### WHAT TO PRODUCE:
Put each line of the listing below into a Markdown table with two columns, Row and Text. Number the rows in order and leave out any blank lines.

### MATERIAL:
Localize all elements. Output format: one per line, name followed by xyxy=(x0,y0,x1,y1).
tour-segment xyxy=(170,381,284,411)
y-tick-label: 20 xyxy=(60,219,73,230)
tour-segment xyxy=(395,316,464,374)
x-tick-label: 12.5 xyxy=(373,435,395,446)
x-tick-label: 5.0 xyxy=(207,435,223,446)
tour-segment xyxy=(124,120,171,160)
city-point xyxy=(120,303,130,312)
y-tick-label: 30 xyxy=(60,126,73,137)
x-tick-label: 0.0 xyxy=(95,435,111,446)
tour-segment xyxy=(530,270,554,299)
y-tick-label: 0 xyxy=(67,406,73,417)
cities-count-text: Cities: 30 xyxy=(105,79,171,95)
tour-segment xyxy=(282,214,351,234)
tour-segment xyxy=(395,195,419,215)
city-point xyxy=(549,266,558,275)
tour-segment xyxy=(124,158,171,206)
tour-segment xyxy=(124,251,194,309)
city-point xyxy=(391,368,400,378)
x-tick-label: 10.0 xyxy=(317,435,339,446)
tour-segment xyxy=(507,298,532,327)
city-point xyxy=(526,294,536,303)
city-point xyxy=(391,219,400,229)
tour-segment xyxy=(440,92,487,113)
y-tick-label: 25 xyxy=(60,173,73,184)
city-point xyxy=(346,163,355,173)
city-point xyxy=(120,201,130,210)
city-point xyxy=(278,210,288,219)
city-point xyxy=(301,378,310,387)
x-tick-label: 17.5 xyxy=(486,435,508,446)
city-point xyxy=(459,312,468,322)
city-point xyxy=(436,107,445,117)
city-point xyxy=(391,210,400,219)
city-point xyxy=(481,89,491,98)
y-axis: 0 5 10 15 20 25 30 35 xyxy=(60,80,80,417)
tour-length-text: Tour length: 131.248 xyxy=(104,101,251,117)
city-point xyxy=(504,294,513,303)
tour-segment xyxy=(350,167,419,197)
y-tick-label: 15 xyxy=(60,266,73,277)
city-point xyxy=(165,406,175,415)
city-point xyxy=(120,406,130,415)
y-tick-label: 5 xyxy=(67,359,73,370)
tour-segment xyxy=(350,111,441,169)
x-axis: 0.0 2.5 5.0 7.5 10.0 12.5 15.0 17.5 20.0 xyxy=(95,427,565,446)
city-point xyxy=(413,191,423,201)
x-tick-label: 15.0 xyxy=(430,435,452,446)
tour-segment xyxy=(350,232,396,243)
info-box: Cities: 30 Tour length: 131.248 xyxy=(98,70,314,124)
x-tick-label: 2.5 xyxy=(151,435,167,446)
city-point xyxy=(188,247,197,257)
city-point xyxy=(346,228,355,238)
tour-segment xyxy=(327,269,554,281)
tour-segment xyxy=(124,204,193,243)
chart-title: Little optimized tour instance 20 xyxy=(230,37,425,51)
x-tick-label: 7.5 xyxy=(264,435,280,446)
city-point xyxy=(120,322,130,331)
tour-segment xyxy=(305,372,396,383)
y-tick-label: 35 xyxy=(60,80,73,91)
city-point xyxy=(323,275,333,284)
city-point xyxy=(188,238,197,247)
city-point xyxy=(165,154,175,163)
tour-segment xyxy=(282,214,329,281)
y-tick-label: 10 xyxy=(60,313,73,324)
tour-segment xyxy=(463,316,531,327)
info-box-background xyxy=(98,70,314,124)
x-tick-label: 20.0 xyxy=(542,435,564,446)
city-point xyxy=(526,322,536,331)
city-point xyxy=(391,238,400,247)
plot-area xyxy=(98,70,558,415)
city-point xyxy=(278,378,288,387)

### ANSWER FOR THIS EXERCISE:
| Row | Text |
|---|---|
| 1 | Localize all elements. Output format: one per line, name followed by xyxy=(x0,y0,x1,y1). |
| 2 | tour-segment xyxy=(170,381,284,411) |
| 3 | y-tick-label: 20 xyxy=(60,219,73,230) |
| 4 | tour-segment xyxy=(395,316,464,374) |
| 5 | x-tick-label: 12.5 xyxy=(373,435,395,446) |
| 6 | x-tick-label: 5.0 xyxy=(207,435,223,446) |
| 7 | tour-segment xyxy=(124,120,171,160) |
| 8 | city-point xyxy=(120,303,130,312) |
| 9 | y-tick-label: 30 xyxy=(60,126,73,137) |
| 10 | x-tick-label: 0.0 xyxy=(95,435,111,446) |
| 11 | tour-segment xyxy=(530,270,554,299) |
| 12 | y-tick-label: 0 xyxy=(67,406,73,417) |
| 13 | cities-count-text: Cities: 30 xyxy=(105,79,171,95) |
| 14 | tour-segment xyxy=(282,214,351,234) |
| 15 | tour-segment xyxy=(395,195,419,215) |
| 16 | city-point xyxy=(549,266,558,275) |
| 17 | tour-segment xyxy=(124,158,171,206) |
| 18 | tour-segment xyxy=(124,251,194,309) |
| 19 | city-point xyxy=(391,368,400,378) |
| 20 | x-tick-label: 10.0 xyxy=(317,435,339,446) |
| 21 | tour-segment xyxy=(507,298,532,327) |
| 22 | city-point xyxy=(526,294,536,303) |
| 23 | city-point xyxy=(391,219,400,229) |
| 24 | tour-segment xyxy=(440,92,487,113) |
| 25 | y-tick-label: 25 xyxy=(60,173,73,184) |
| 26 | city-point xyxy=(346,163,355,173) |
| 27 | city-point xyxy=(120,201,130,210) |
| 28 | city-point xyxy=(278,210,288,219) |
| 29 | city-point xyxy=(301,378,310,387) |
| 30 | x-tick-label: 17.5 xyxy=(486,435,508,446) |
| 31 | city-point xyxy=(459,312,468,322) |
| 32 | city-point xyxy=(436,107,445,117) |
| 33 | city-point xyxy=(391,210,400,219) |
| 34 | city-point xyxy=(481,89,491,98) |
| 35 | y-axis: 0 5 10 15 20 25 30 35 xyxy=(60,80,80,417) |
| 36 | tour-length-text: Tour length: 131.248 xyxy=(104,101,251,117) |
| 37 | city-point xyxy=(504,294,513,303) |
| 38 | tour-segment xyxy=(350,167,419,197) |
| 39 | y-tick-label: 15 xyxy=(60,266,73,277) |
| 40 | city-point xyxy=(165,406,175,415) |
| 41 | city-point xyxy=(120,406,130,415) |
| 42 | y-tick-label: 5 xyxy=(67,359,73,370) |
| 43 | tour-segment xyxy=(350,111,441,169) |
| 44 | x-axis: 0.0 2.5 5.0 7.5 10.0 12.5 15.0 17.5 20.0 xyxy=(95,427,565,446) |
| 45 | city-point xyxy=(413,191,423,201) |
| 46 | x-tick-label: 15.0 xyxy=(430,435,452,446) |
| 47 | tour-segment xyxy=(350,232,396,243) |
| 48 | info-box: Cities: 30 Tour length: 131.248 xyxy=(98,70,314,124) |
| 49 | x-tick-label: 2.5 xyxy=(151,435,167,446) |
| 50 | city-point xyxy=(188,247,197,257) |
| 51 | city-point xyxy=(346,228,355,238) |
| 52 | tour-segment xyxy=(327,269,554,281) |
| 53 | tour-segment xyxy=(124,204,193,243) |
| 54 | chart-title: Little optimized tour instance 20 xyxy=(230,37,425,51) |
| 55 | x-tick-label: 7.5 xyxy=(264,435,280,446) |
| 56 | city-point xyxy=(120,322,130,331) |
| 57 | tour-segment xyxy=(305,372,396,383) |
| 58 | y-tick-label: 35 xyxy=(60,80,73,91) |
| 59 | city-point xyxy=(323,275,333,284) |
| 60 | city-point xyxy=(188,238,197,247) |
| 61 | city-point xyxy=(165,154,175,163) |
| 62 | tour-segment xyxy=(282,214,329,281) |
| 63 | y-tick-label: 10 xyxy=(60,313,73,324) |
| 64 | tour-segment xyxy=(463,316,531,327) |
| 65 | info-box-background xyxy=(98,70,314,124) |
| 66 | x-tick-label: 20.0 xyxy=(542,435,564,446) |
| 67 | city-point xyxy=(526,322,536,331) |
| 68 | city-point xyxy=(391,238,400,247) |
| 69 | plot-area xyxy=(98,70,558,415) |
| 70 | city-point xyxy=(278,378,288,387) |